- Opening Delimiter -

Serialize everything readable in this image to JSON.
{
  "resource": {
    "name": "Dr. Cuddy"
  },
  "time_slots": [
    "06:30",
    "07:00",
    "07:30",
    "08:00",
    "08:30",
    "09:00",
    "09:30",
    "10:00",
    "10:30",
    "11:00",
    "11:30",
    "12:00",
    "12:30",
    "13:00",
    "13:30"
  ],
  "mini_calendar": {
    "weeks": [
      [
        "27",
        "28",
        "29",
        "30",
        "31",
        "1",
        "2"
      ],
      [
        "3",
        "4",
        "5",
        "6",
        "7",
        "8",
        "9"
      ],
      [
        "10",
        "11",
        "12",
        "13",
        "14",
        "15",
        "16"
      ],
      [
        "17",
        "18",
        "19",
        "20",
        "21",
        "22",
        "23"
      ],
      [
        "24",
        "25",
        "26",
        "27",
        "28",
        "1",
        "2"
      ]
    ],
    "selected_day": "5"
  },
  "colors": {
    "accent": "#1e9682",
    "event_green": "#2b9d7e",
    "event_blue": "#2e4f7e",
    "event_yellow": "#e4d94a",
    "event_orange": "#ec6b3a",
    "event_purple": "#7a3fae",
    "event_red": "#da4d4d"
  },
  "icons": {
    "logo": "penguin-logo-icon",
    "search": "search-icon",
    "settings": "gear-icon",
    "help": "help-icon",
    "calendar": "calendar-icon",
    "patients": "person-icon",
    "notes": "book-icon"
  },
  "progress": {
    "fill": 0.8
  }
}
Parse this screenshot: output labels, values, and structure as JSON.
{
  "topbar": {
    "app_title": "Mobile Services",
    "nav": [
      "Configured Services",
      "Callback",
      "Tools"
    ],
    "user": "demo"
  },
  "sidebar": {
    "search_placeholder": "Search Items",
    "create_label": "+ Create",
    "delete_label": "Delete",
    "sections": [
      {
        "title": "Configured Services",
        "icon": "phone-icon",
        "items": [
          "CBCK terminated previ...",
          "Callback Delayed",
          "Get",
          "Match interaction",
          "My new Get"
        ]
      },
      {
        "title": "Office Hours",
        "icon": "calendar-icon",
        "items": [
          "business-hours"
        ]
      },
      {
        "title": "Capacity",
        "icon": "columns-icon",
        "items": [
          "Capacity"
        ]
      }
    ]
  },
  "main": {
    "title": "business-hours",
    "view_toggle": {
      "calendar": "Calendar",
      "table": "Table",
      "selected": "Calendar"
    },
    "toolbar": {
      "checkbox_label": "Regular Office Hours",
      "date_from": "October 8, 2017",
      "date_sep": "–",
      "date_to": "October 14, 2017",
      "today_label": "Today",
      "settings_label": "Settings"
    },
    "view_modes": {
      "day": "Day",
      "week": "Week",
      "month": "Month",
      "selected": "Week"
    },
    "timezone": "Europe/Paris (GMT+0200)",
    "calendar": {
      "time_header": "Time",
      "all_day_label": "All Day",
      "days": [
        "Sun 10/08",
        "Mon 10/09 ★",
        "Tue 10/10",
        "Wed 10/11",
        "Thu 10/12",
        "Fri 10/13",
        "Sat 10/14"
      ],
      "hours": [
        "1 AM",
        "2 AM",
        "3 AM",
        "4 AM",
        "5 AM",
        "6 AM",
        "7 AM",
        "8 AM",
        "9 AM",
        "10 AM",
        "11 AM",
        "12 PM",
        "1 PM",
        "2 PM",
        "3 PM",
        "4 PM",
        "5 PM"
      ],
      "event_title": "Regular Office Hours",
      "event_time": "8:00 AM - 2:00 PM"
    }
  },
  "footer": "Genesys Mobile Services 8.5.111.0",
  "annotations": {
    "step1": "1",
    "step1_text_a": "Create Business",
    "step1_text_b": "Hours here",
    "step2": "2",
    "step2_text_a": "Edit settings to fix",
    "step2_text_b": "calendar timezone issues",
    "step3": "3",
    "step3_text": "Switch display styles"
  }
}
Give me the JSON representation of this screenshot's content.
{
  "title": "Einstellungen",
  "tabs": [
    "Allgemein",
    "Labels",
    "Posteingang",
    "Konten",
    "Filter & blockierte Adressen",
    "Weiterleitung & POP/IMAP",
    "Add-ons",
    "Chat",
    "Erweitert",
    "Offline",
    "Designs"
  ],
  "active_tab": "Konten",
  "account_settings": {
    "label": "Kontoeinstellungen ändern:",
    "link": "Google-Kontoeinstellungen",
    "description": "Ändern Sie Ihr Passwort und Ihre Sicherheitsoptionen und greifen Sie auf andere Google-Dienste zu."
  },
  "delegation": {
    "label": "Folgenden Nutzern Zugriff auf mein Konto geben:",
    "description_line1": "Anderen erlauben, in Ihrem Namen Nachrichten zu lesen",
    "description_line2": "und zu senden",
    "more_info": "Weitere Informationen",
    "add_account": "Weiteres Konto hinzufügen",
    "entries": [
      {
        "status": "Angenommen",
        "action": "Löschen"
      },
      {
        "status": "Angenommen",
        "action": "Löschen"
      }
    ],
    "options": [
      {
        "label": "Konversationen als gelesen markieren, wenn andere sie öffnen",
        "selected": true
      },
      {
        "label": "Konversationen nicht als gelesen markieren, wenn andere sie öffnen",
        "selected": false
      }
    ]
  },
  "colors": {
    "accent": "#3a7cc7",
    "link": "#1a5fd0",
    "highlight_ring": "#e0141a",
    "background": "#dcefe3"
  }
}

- Closing Delimiter -

WORK TASK →
Your output should start at the line containing "Give me the" and stop at the last line of the material, copied exactly, with nothing else.

OUTPUT FOR THIS TASK →
Give me the JSON representation of this screenshot's content.
{
  "title": "Einstellungen",
  "tabs": [
    "Allgemein",
    "Labels",
    "Posteingang",
    "Konten",
    "Filter & blockierte Adressen",
    "Weiterleitung & POP/IMAP",
    "Add-ons",
    "Chat",
    "Erweitert",
    "Offline",
    "Designs"
  ],
  "active_tab": "Konten",
  "account_settings": {
    "label": "Kontoeinstellungen ändern:",
    "link": "Google-Kontoeinstellungen",
    "description": "Ändern Sie Ihr Passwort und Ihre Sicherheitsoptionen und greifen Sie auf andere Google-Dienste zu."
  },
  "delegation": {
    "label": "Folgenden Nutzern Zugriff auf mein Konto geben:",
    "description_line1": "Anderen erlauben, in Ihrem Namen Nachrichten zu lesen",
    "description_line2": "und zu senden",
    "more_info": "Weitere Informationen",
    "add_account": "Weiteres Konto hinzufügen",
    "entries": [
      {
        "status": "Angenommen",
        "action": "Löschen"
      },
      {
        "status": "Angenommen",
        "action": "Löschen"
      }
    ],
    "options": [
      {
        "label": "Konversationen als gelesen markieren, wenn andere sie öffnen",
        "selected": true
      },
      {
        "label": "Konversationen nicht als gelesen markieren, wenn andere sie öffnen",
        "selected": false
      }
    ]
  },
  "colors": {
    "accent": "#3a7cc7",
    "link": "#1a5fd0",
    "highlight_ring": "#e0141a",
    "background": "#dcefe3"
  }
}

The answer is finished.